═══ Material supplied ═══
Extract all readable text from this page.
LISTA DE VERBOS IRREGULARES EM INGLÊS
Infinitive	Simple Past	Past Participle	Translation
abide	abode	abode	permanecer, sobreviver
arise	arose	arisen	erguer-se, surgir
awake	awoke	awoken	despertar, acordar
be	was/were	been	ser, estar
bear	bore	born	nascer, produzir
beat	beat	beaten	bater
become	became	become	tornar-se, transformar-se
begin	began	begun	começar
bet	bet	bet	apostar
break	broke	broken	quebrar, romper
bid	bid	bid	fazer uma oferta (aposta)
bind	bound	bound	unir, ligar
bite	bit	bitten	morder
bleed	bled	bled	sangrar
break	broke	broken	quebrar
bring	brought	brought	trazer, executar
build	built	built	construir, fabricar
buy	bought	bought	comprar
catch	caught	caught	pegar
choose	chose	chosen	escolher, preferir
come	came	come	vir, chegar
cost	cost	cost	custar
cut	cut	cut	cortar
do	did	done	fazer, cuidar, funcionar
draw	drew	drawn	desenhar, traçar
═══
What is being asked =>
Find all lines holding the string "broke" and copy them.

Answer to the exercise =>
break	broke	broken	quebrar, romper
break	broke	broken	quebrar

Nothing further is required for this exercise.